EXERCISE:
Convert the records below into a JSON list of strings, one string per line and blank lines omitted. Begin at the first line of the records and stop after the line containing "window-border — [0, 0, 438, 8]".

#### RECORDS PROVIDED ####

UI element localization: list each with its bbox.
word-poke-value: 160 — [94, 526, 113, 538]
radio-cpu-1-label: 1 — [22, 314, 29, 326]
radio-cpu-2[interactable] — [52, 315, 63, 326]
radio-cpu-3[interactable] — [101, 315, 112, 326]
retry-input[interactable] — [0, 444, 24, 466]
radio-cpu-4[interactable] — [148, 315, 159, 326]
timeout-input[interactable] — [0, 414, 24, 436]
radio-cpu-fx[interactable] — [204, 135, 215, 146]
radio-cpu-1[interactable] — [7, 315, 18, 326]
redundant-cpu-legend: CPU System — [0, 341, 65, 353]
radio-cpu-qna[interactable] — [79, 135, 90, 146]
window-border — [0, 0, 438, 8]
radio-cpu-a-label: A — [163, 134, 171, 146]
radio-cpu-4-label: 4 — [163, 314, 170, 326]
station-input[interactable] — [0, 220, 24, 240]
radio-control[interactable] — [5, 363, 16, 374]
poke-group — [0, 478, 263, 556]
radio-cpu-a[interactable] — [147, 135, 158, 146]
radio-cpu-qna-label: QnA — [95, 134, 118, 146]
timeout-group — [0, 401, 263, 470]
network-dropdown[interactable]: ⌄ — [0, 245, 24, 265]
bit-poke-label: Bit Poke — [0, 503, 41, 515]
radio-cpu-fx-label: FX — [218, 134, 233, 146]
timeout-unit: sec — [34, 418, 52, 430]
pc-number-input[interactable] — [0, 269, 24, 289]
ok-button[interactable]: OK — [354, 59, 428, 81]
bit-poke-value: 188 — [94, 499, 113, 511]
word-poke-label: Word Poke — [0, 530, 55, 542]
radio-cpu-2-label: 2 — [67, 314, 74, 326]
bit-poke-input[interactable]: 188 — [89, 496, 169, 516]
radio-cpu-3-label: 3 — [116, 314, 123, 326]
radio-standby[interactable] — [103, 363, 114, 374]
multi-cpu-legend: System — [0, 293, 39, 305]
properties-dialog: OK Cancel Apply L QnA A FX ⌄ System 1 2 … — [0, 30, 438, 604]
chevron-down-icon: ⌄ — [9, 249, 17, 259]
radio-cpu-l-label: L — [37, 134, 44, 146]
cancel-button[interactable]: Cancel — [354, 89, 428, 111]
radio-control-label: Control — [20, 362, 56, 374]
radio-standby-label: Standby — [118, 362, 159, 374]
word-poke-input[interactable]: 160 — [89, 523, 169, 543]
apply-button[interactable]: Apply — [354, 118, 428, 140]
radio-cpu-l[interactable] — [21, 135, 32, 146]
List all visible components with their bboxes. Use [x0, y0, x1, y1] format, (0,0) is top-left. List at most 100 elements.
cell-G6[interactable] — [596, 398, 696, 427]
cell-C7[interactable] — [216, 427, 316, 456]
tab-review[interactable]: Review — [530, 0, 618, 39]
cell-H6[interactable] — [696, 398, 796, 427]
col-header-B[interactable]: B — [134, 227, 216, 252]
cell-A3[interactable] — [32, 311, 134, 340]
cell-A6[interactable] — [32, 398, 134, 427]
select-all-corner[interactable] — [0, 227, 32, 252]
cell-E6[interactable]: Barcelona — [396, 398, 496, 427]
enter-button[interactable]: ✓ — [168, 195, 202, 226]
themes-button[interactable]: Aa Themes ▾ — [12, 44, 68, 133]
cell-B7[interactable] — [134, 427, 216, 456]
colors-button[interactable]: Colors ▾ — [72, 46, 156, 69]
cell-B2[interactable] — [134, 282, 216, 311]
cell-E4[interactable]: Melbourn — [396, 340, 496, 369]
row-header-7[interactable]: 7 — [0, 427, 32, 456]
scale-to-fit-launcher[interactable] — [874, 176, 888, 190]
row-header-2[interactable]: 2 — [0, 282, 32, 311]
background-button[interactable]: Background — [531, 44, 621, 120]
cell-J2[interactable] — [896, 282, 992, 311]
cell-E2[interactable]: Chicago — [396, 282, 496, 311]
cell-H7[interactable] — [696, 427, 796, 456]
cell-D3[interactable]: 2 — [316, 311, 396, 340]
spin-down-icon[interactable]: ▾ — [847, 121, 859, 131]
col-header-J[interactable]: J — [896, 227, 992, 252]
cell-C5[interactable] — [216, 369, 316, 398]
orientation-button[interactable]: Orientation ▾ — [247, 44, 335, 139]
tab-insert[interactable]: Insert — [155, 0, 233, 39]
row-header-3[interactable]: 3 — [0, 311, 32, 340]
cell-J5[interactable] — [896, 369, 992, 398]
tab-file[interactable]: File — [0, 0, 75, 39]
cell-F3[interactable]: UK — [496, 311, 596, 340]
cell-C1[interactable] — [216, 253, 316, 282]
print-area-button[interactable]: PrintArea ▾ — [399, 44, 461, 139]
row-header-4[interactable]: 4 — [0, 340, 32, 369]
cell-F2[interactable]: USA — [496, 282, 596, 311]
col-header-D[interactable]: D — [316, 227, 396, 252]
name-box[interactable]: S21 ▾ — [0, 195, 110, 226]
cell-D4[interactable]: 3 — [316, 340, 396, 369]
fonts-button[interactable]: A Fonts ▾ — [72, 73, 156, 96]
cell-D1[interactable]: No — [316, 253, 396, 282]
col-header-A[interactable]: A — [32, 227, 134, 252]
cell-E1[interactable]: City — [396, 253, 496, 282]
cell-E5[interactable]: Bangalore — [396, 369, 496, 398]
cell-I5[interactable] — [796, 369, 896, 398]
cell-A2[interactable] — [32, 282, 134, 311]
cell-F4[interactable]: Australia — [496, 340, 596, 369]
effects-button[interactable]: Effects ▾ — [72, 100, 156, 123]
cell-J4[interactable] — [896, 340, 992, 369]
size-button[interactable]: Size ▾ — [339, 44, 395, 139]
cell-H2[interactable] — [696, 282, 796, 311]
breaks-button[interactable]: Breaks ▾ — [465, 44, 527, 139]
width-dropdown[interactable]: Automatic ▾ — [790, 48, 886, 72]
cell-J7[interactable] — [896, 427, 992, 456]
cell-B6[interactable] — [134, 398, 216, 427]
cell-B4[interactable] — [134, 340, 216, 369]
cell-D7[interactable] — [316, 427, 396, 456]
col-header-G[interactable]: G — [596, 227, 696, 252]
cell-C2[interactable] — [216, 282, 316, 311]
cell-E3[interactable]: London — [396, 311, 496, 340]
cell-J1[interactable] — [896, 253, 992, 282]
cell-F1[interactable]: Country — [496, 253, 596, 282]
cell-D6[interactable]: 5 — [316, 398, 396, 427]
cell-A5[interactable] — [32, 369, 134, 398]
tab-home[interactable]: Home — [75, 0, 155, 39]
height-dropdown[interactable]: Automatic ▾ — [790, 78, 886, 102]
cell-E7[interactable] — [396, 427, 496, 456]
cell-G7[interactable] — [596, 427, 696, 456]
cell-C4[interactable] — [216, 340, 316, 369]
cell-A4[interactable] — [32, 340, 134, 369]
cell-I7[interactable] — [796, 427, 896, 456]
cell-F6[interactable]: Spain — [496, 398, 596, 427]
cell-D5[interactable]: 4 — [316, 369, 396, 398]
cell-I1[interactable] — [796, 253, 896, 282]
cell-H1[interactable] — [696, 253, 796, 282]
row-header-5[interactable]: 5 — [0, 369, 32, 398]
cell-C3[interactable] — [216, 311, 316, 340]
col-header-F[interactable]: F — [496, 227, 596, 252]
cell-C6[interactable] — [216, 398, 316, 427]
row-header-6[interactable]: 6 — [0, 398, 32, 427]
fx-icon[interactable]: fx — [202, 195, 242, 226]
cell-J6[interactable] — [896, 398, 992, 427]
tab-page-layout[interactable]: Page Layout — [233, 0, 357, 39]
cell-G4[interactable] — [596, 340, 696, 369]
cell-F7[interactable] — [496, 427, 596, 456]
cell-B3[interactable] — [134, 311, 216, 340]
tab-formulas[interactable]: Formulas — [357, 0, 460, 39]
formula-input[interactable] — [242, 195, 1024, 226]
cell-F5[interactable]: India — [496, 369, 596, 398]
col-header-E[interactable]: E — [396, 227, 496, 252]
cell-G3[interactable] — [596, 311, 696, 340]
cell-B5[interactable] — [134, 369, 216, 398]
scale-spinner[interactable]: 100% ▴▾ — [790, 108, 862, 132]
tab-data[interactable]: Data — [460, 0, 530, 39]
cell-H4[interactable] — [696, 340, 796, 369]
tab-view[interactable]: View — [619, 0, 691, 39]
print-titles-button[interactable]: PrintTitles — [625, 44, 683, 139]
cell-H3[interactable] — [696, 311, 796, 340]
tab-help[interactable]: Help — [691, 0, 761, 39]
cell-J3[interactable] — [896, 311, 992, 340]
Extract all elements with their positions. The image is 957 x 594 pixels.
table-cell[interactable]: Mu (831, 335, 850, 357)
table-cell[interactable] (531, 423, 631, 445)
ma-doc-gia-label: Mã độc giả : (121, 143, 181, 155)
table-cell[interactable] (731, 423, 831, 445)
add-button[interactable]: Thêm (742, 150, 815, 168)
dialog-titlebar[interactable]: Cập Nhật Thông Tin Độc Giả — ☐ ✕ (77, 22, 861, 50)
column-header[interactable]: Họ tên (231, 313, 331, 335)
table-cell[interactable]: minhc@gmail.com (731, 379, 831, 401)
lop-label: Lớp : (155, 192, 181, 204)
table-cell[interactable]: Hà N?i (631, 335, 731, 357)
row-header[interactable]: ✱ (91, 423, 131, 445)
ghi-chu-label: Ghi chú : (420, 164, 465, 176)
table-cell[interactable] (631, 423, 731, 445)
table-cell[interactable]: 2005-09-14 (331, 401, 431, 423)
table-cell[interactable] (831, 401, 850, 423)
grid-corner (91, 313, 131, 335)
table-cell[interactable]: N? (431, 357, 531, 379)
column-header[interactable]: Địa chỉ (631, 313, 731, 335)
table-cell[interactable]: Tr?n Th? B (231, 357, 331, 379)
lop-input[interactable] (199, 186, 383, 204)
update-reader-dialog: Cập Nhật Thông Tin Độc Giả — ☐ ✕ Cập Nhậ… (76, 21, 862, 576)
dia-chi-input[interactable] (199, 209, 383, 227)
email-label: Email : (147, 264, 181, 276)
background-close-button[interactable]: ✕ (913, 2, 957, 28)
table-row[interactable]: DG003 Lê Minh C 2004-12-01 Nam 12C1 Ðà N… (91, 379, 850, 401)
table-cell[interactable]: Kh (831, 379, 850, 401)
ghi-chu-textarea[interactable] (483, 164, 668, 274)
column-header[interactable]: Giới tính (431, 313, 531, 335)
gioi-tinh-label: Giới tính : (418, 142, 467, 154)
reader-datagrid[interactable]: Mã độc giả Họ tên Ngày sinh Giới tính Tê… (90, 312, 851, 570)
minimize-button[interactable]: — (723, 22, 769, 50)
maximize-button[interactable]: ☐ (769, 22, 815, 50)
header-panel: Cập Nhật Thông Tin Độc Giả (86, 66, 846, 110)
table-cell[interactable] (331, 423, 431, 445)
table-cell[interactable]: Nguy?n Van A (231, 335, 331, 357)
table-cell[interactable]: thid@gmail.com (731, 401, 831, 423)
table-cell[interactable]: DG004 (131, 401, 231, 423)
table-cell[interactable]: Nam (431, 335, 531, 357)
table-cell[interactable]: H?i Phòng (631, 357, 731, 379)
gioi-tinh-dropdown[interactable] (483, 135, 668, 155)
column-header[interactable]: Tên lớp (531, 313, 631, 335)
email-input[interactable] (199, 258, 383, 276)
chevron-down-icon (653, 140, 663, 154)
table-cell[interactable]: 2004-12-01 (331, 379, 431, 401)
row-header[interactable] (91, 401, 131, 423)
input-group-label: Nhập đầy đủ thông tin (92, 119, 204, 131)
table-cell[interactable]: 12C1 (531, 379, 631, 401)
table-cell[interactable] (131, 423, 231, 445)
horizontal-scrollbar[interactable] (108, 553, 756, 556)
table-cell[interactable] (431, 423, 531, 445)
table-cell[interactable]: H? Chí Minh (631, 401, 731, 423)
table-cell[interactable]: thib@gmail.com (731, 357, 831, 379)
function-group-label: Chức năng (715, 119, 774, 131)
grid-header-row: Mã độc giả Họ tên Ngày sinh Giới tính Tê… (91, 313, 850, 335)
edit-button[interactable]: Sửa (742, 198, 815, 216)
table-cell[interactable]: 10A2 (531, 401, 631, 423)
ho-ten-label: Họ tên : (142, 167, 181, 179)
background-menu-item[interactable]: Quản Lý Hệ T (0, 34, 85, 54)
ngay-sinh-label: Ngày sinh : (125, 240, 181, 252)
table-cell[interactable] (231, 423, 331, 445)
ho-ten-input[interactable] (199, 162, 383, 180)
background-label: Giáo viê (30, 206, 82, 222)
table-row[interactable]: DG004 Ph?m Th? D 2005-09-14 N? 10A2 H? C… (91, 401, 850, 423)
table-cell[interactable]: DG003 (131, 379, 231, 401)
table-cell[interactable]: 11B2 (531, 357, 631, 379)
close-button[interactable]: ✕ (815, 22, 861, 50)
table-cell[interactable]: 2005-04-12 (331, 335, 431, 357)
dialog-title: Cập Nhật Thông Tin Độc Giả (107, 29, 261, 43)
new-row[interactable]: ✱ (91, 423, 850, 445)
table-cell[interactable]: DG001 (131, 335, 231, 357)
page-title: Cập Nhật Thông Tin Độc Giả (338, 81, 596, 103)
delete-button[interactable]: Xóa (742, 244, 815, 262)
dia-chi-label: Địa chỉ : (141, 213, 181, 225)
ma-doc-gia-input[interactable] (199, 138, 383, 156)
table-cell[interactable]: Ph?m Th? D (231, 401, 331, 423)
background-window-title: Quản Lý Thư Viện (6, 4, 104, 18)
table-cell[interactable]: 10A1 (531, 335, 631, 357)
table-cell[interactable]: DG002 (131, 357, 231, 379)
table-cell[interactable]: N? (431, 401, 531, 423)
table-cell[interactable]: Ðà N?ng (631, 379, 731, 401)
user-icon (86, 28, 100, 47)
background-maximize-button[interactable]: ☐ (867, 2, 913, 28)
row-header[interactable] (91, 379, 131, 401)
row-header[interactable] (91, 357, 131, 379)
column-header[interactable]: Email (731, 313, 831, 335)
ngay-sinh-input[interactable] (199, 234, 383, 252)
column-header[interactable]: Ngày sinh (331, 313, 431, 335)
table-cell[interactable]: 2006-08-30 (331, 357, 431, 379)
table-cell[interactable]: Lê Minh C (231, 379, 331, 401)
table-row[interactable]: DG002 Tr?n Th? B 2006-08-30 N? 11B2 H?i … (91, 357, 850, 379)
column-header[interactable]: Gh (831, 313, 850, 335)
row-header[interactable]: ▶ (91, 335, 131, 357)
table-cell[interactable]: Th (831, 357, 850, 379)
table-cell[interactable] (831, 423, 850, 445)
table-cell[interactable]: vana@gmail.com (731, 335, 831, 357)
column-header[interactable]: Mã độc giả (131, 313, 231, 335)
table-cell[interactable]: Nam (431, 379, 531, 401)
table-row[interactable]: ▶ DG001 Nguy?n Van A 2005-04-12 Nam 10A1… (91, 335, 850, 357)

####

RESULT FOR THIS TASK:
[
  "UI element localization: list each with its bbox.",
  "word-poke-value: 160 — [94, 526, 113, 538]",
  "radio-cpu-1-label: 1 — [22, 314, 29, 326]",
  "radio-cpu-2[interactable] — [52, 315, 63, 326]",
  "radio-cpu-3[interactable] — [101, 315, 112, 326]",
  "retry-input[interactable] — [0, 444, 24, 466]",
  "radio-cpu-4[interactable] — [148, 315, 159, 326]",
  "timeout-input[interactable] — [0, 414, 24, 436]",
  "radio-cpu-fx[interactable] — [204, 135, 215, 146]",
  "radio-cpu-1[interactable] — [7, 315, 18, 326]",
  "redundant-cpu-legend: CPU System — [0, 341, 65, 353]",
  "radio-cpu-qna[interactable] — [79, 135, 90, 146]",
  "window-border — [0, 0, 438, 8]"
]